◆ Given instruction
Take every line where the string "this" appears and copy it.

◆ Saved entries

%%

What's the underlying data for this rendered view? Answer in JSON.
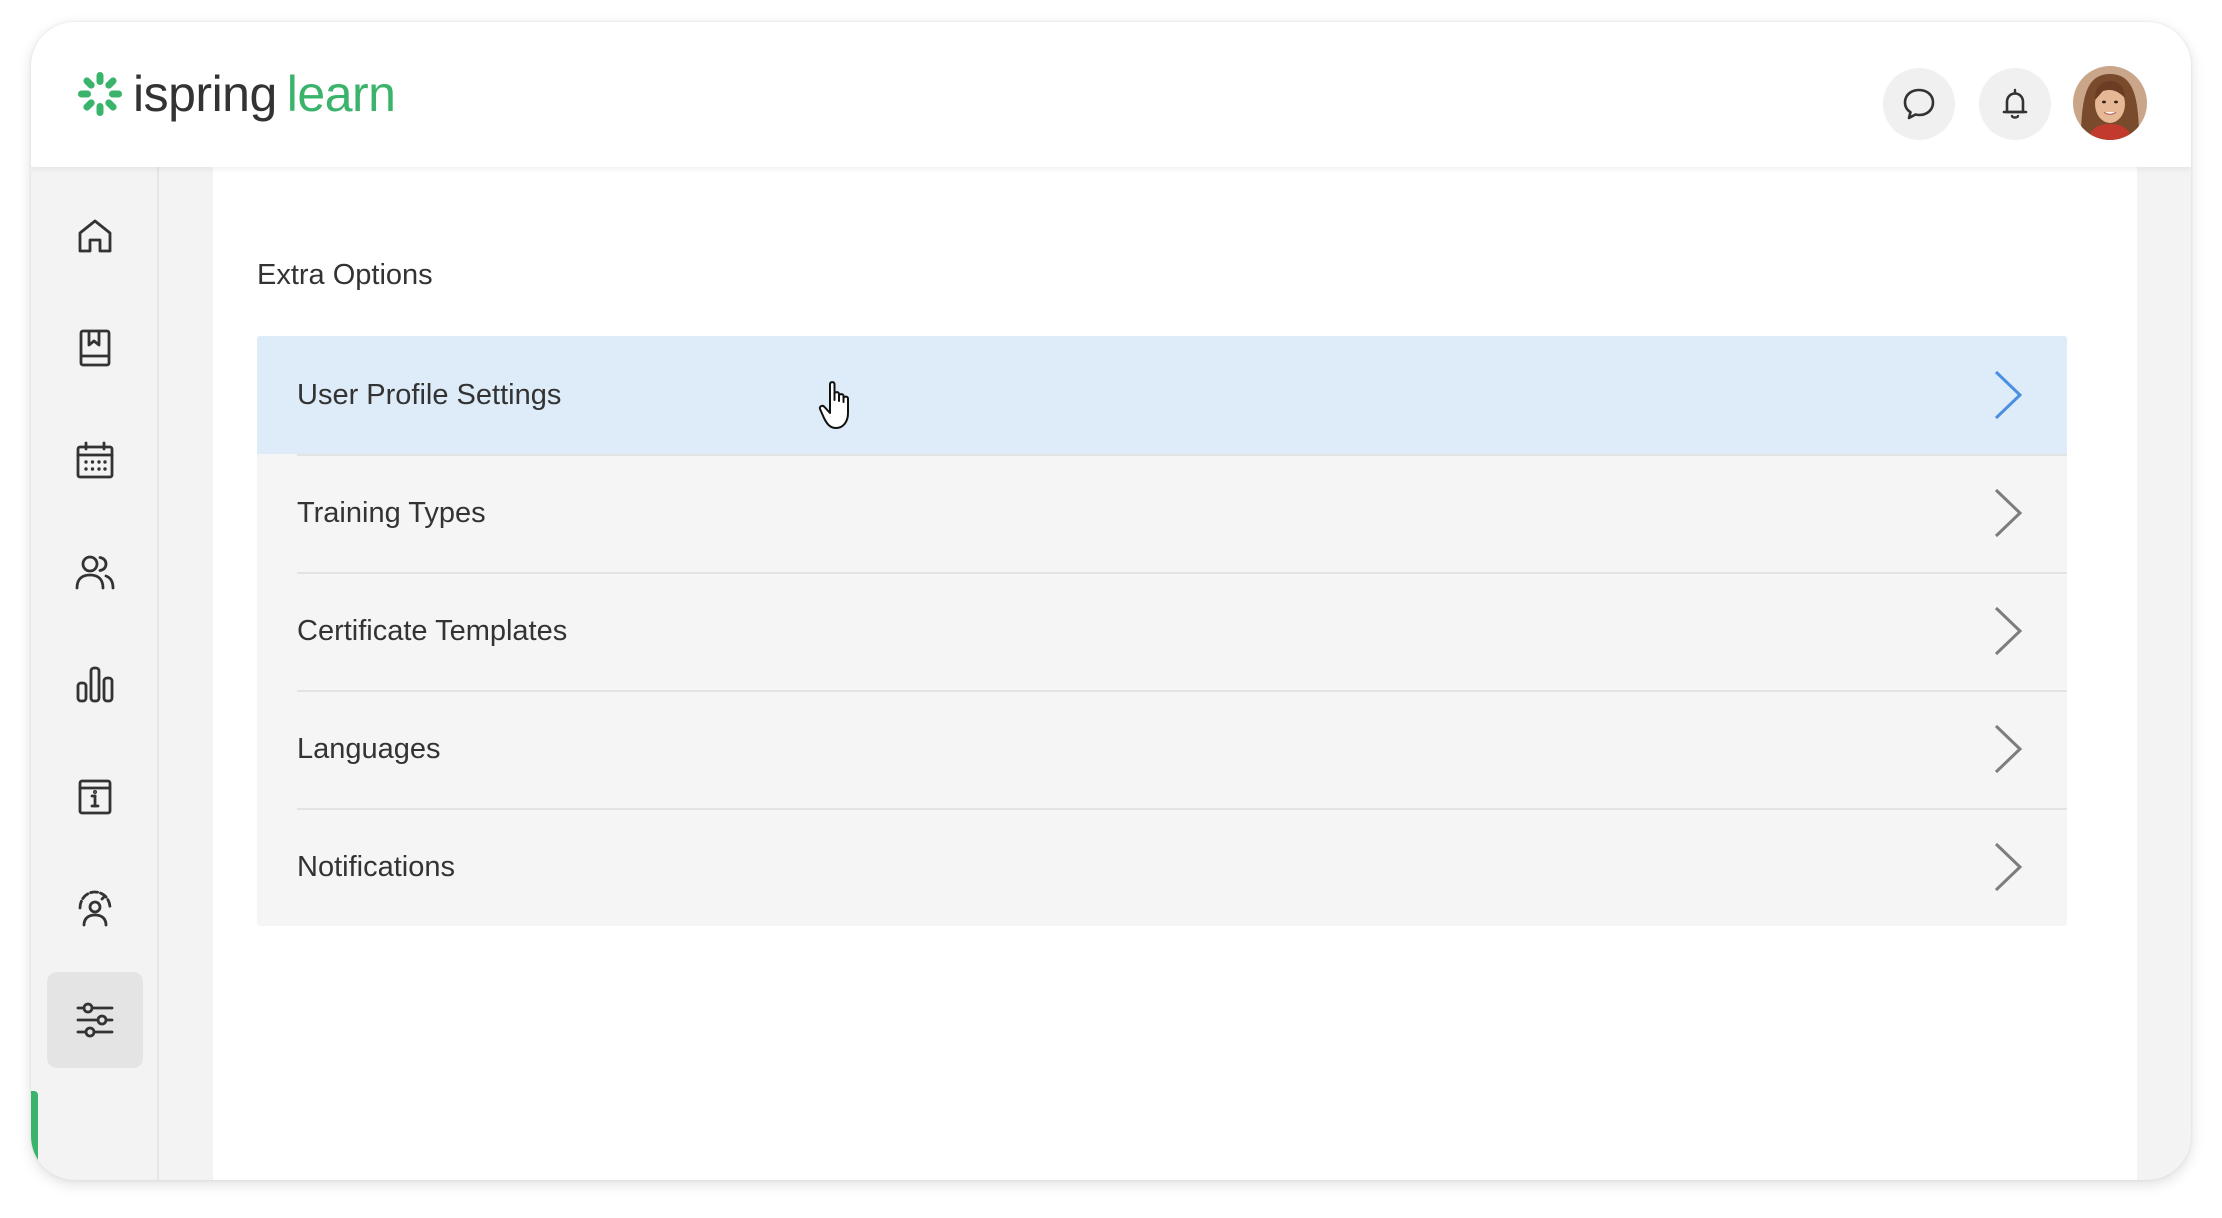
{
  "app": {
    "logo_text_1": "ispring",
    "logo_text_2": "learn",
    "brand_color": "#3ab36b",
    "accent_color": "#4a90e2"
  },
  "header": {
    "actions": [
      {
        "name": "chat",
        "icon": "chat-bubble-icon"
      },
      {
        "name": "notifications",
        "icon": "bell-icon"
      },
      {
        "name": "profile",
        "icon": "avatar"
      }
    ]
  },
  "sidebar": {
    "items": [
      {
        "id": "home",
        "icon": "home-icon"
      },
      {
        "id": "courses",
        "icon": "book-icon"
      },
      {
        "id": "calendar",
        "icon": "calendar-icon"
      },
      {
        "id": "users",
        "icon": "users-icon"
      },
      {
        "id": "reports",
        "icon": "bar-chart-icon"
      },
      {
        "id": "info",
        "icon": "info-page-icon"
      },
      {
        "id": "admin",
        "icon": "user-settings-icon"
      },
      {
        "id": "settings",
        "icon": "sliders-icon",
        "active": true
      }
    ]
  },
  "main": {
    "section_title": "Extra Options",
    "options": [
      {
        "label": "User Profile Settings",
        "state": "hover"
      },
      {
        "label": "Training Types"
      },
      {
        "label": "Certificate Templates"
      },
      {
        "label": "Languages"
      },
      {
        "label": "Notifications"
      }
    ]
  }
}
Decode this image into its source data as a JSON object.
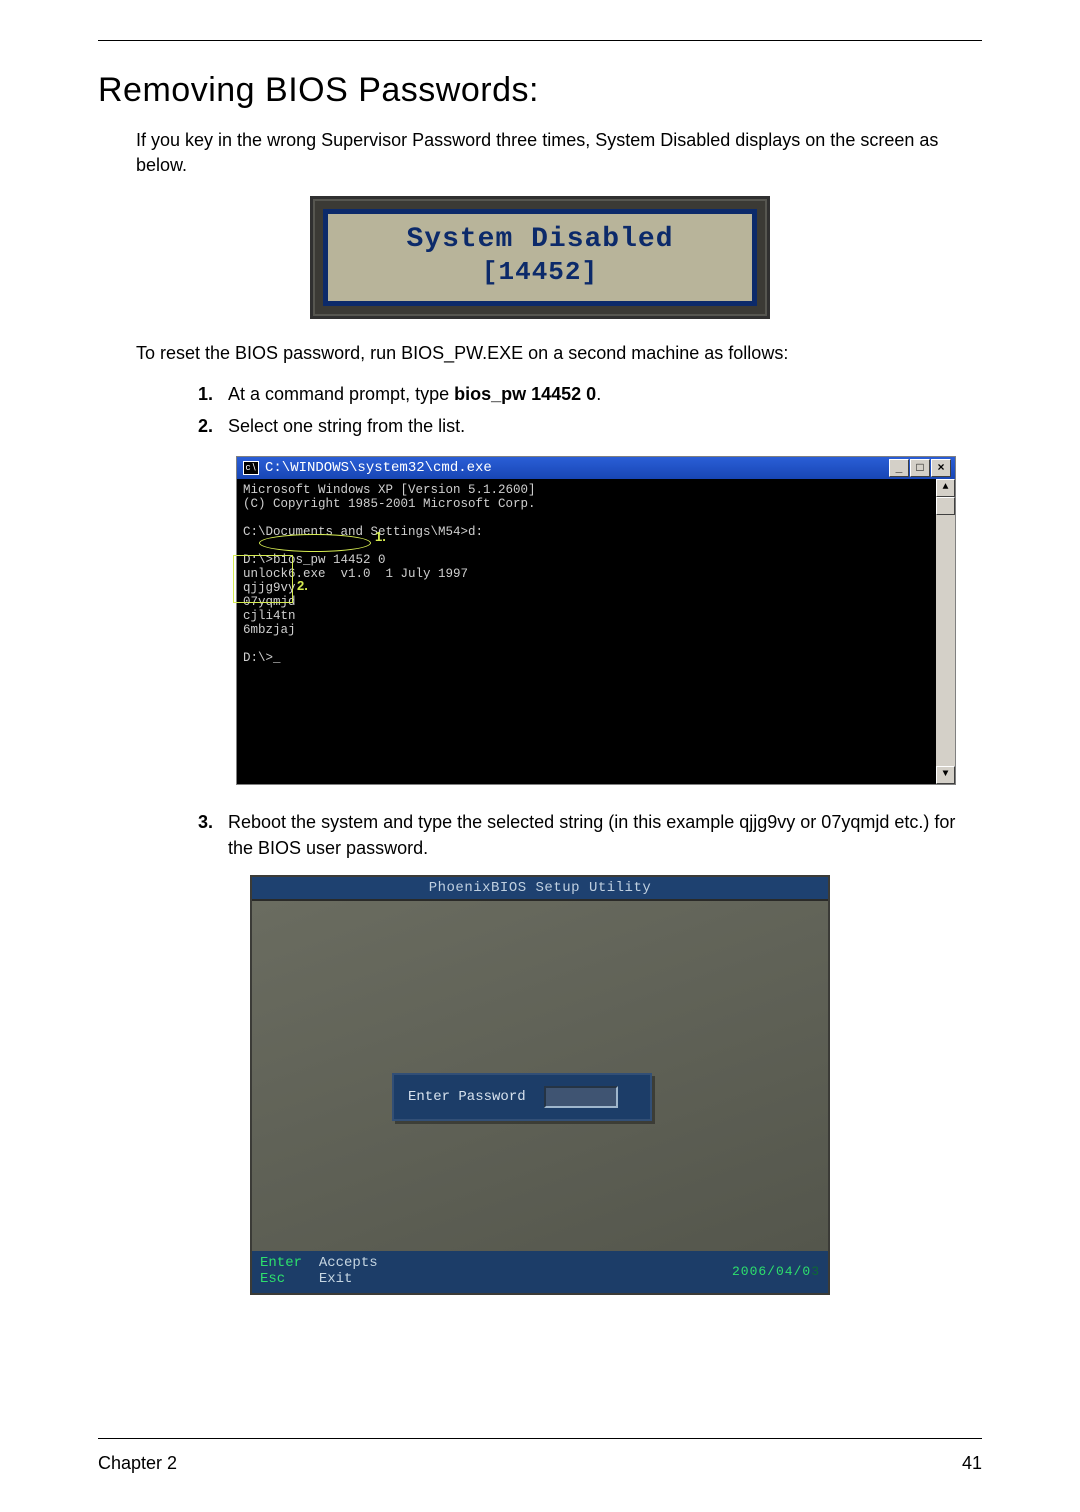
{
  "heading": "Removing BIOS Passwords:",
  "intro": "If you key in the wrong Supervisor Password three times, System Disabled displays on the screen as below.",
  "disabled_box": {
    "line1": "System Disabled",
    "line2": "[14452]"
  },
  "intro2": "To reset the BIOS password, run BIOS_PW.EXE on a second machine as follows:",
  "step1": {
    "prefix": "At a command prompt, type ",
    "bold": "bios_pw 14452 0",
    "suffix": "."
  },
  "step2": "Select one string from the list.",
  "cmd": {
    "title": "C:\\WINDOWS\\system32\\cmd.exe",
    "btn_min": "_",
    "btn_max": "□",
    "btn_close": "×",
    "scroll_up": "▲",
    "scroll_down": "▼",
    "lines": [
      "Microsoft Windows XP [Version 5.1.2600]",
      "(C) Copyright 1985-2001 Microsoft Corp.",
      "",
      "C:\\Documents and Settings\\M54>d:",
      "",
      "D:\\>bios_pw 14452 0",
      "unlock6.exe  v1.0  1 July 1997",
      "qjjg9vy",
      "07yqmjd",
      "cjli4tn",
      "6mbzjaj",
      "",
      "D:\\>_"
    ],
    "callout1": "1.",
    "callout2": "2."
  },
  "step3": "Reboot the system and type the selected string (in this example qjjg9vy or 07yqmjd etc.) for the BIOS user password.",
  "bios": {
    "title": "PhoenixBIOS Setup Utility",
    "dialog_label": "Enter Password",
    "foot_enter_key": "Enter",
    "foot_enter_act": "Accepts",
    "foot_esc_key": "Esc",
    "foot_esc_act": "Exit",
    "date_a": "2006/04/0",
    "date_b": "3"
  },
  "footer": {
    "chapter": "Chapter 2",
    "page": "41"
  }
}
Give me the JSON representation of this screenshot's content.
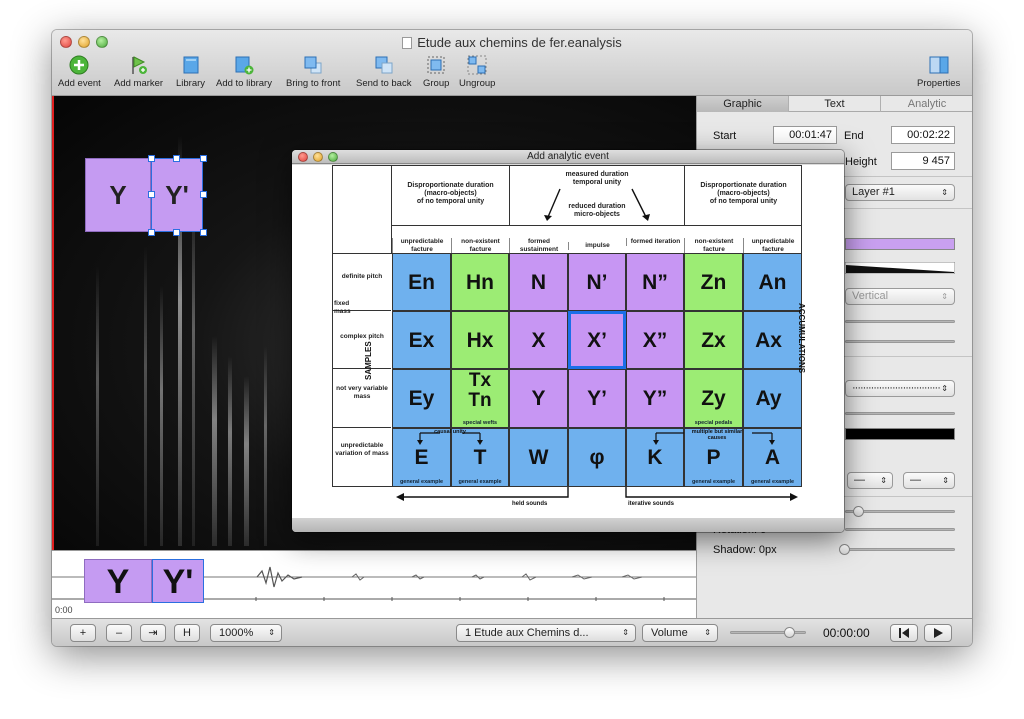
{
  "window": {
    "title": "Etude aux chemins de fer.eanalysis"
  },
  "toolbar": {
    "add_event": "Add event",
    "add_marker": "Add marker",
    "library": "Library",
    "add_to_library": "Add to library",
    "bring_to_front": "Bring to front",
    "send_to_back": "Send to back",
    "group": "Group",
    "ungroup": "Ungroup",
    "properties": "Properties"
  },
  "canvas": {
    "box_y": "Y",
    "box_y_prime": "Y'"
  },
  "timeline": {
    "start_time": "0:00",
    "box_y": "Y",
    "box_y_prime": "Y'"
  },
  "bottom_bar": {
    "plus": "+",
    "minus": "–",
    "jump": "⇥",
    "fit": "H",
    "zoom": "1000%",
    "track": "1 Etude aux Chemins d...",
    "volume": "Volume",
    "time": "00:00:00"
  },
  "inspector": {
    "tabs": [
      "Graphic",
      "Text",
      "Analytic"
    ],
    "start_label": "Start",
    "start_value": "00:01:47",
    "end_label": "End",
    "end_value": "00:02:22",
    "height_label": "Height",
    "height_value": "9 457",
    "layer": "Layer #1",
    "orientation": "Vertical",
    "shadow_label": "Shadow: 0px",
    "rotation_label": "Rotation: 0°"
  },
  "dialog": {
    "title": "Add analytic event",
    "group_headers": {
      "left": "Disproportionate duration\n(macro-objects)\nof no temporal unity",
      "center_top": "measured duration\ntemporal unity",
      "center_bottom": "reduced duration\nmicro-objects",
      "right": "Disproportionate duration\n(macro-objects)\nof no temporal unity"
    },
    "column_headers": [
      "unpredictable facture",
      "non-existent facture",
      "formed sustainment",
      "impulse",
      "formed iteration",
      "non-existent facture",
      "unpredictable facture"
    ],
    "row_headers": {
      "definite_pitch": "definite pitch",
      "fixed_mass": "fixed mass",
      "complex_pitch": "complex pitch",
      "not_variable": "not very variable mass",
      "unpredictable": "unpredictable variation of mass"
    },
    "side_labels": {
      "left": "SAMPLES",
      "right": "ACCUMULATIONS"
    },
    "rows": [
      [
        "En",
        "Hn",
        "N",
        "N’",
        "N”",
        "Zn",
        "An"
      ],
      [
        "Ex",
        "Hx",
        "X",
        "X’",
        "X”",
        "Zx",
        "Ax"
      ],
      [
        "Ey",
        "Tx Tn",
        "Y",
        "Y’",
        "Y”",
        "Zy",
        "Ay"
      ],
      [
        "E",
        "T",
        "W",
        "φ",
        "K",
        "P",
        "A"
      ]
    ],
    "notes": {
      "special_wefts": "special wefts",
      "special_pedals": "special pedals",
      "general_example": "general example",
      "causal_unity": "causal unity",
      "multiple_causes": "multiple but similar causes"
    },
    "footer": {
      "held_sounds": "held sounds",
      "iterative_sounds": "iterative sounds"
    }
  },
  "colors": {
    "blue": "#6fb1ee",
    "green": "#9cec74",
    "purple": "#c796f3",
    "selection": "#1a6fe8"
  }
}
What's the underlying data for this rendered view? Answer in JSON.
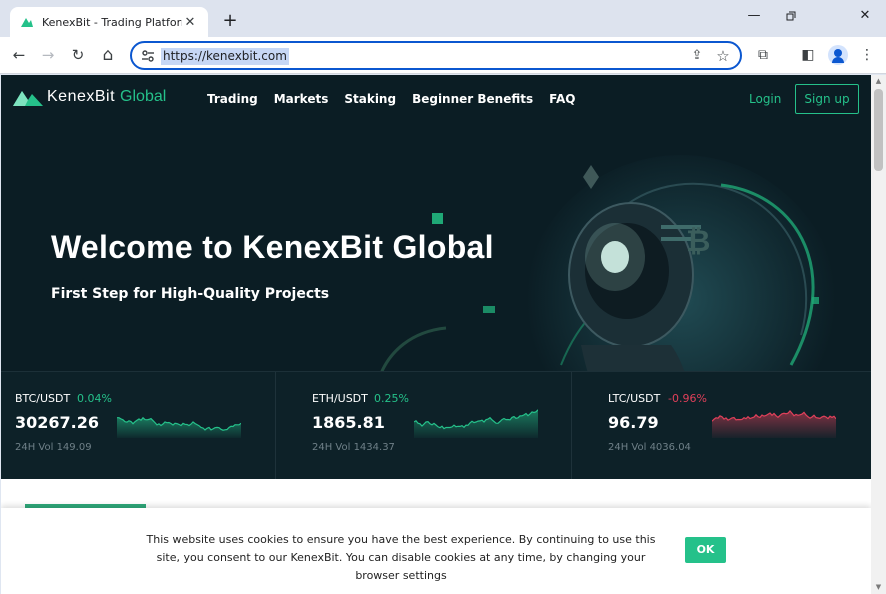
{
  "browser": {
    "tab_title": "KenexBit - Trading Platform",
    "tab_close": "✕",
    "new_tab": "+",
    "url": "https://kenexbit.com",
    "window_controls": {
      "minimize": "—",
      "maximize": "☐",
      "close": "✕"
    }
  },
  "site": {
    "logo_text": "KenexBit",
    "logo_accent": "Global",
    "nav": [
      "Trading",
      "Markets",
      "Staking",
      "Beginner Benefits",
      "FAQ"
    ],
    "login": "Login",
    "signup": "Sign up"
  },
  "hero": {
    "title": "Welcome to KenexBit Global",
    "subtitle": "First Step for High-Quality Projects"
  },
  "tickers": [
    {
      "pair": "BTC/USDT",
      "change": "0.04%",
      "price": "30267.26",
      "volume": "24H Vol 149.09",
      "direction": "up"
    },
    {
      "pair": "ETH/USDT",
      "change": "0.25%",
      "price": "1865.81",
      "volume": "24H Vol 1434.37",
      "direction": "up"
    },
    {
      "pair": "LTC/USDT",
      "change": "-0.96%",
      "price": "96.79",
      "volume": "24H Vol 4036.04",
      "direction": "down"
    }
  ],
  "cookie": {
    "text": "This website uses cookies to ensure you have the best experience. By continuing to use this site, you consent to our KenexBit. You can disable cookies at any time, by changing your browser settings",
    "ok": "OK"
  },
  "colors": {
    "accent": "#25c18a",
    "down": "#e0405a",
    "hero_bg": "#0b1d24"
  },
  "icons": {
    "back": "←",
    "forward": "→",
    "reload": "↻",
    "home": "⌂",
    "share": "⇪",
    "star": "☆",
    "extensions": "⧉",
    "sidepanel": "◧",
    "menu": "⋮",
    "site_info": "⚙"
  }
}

%%

◆ Answer to the problem
What's the underlying data for this rendered view? Answer in JSON.
Decode this image into its source data as a JSON object.
  "step3": "Reboot the system and type the selected string (in this example qjjg9vy or 07yqmjd etc.) for the BIOS user password.",
Give me the JSON representation of this screenshot's content.
What's the underlying data for this rendered view? Answer in JSON.
    "text": "This website uses cookies to ensure you have the best experience. By continuing to use this site, you consent to our KenexBit. You can disable cookies at any time, by changing your browser settings",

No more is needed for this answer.